**WRITTEN REQUEST:** Where the string "City" occurs in the material below, report the whole line.

(Records contained in a dataset)

## begin

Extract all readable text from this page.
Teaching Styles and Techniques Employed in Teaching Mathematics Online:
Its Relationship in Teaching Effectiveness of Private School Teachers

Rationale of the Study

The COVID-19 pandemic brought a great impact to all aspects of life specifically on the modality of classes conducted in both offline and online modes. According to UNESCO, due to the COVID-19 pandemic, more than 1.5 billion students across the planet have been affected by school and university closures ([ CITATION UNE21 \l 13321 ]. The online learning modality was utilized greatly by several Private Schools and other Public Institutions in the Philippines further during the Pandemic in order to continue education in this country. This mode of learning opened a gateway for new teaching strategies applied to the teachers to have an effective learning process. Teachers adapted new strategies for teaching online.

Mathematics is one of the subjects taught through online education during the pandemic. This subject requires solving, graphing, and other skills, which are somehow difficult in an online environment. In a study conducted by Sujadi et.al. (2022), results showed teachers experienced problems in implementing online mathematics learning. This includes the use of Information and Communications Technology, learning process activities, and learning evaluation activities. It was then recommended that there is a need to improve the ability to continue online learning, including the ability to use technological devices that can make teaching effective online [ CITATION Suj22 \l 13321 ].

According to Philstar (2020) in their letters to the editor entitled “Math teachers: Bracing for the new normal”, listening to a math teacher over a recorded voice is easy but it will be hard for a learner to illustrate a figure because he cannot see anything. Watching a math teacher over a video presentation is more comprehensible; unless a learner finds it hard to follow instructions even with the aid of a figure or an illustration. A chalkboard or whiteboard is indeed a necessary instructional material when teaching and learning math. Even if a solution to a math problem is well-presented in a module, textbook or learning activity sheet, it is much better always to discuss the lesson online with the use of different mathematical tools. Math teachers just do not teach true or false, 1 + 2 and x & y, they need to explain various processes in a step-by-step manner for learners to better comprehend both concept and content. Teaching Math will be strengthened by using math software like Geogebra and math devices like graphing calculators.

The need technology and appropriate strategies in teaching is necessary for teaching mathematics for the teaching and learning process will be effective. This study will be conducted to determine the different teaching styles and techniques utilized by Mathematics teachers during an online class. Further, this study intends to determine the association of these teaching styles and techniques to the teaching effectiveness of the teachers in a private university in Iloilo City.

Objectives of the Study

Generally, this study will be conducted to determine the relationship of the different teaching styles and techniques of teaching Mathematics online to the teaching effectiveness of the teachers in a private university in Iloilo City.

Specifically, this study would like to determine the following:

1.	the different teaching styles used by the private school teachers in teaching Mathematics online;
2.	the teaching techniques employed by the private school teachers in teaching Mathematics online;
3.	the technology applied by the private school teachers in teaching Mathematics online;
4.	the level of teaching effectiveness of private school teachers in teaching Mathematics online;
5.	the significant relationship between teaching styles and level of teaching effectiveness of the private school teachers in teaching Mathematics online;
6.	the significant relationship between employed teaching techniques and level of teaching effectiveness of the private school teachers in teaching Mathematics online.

## end

**OUTPUT OF THE EXERCISE:**
The need technology and appropriate strategies in teaching is necessary for teaching mathematics for the teaching and learning process will be effective. This study will be conducted to determine the different teaching styles and techniques utilized by Mathematics teachers during an online class. Further, this study intends to determine the association of these teaching styles and techniques to the teaching effectiveness of the teachers in a private university in Iloilo City.
Generally, this study will be conducted to determine the relationship of the different teaching styles and techniques of teaching Mathematics online to the teaching effectiveness of the teachers in a private university in Iloilo City.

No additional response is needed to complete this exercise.